### Data supplied

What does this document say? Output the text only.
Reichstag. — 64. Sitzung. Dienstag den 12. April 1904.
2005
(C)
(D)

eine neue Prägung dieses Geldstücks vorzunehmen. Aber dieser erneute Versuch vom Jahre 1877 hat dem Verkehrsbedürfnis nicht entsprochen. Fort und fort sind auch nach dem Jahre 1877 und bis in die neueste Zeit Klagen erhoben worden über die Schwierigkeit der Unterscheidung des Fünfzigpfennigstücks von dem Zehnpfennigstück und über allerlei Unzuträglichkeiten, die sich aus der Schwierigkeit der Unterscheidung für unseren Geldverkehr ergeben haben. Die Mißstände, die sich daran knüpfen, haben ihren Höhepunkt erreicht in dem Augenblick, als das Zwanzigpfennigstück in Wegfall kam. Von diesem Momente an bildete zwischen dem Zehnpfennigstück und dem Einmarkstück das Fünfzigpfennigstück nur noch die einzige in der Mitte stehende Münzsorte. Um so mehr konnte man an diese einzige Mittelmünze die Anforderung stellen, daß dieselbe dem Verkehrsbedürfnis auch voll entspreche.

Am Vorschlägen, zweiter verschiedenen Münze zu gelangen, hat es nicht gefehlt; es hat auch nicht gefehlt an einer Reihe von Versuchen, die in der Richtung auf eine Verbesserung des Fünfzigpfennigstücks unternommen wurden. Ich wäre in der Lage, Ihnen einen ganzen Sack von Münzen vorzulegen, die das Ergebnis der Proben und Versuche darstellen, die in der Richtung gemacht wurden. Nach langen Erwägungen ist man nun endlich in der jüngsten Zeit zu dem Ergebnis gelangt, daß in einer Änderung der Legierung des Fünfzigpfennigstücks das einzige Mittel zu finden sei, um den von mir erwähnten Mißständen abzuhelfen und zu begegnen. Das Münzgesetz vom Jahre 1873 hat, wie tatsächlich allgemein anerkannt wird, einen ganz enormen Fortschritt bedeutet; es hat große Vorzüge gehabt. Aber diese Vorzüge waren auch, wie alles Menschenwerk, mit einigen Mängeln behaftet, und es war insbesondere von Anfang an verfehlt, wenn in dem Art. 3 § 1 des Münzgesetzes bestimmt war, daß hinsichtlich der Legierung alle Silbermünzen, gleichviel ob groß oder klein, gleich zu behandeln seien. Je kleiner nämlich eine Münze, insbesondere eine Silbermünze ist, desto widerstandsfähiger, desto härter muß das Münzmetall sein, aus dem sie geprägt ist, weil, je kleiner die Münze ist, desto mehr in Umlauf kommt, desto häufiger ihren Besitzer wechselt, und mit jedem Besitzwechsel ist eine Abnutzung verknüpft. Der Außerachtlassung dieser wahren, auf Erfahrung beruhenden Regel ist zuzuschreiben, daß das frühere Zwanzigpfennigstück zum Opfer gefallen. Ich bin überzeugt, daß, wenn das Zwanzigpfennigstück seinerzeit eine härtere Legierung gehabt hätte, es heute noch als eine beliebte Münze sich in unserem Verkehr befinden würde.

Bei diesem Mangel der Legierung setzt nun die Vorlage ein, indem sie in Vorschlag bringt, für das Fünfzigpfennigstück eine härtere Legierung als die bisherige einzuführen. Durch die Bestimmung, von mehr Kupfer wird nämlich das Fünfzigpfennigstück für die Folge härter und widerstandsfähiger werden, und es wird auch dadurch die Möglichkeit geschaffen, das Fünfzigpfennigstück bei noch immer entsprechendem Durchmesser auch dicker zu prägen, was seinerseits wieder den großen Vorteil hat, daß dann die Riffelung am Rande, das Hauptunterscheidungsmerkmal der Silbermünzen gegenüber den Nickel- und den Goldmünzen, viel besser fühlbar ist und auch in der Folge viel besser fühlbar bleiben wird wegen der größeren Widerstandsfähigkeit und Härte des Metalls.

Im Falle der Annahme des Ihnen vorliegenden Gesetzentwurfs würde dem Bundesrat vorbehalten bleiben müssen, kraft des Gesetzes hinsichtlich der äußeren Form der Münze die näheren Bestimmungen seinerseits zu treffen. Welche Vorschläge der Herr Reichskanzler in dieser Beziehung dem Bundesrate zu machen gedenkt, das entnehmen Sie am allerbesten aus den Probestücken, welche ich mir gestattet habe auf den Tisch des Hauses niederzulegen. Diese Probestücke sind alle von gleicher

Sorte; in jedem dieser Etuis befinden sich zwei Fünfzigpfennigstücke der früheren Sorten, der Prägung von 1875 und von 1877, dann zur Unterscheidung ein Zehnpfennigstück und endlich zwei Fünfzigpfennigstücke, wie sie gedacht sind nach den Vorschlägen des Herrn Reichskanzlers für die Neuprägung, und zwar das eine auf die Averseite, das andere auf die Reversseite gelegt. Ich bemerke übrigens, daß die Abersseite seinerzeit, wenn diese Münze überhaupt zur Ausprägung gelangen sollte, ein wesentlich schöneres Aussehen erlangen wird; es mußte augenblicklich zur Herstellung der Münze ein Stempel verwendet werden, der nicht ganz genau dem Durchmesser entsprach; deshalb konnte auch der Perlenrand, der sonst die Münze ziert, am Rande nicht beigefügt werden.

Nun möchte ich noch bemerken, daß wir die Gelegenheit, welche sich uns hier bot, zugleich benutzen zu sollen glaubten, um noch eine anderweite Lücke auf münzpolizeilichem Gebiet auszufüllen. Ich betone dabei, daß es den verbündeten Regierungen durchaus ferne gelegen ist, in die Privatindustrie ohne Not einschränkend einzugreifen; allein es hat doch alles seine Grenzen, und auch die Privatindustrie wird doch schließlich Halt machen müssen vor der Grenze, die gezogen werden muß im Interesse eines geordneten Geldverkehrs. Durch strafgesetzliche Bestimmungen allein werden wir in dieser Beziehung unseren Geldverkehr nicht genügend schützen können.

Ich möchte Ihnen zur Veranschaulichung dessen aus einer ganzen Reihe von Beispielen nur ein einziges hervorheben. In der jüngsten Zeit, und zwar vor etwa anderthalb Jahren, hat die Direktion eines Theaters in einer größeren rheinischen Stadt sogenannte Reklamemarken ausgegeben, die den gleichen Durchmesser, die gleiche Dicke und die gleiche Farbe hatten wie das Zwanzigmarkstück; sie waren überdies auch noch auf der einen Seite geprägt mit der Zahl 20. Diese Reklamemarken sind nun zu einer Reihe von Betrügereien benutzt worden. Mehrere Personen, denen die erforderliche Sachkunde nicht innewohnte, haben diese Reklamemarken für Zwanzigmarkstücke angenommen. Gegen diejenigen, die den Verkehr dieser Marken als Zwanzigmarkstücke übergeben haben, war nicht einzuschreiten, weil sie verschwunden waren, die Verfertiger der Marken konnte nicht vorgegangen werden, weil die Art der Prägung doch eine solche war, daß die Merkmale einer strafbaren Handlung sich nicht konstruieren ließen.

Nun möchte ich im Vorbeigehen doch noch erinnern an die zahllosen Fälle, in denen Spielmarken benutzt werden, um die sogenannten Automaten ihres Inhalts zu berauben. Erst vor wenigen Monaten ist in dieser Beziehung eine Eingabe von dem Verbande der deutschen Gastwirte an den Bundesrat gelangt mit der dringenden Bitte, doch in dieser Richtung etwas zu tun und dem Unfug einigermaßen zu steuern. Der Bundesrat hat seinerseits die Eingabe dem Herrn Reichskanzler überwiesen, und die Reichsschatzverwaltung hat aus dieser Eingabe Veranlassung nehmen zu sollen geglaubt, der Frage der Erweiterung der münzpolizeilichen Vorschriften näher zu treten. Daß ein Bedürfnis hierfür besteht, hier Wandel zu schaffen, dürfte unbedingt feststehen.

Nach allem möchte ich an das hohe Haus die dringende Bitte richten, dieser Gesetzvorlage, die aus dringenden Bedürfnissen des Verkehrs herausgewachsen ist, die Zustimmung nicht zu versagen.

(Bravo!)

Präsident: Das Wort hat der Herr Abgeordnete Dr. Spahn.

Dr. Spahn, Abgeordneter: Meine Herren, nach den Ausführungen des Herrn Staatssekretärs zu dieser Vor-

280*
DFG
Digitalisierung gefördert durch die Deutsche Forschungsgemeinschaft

### How to complete this task
Return only the number of lines in the data above that include the word "Spahn".

### Response
2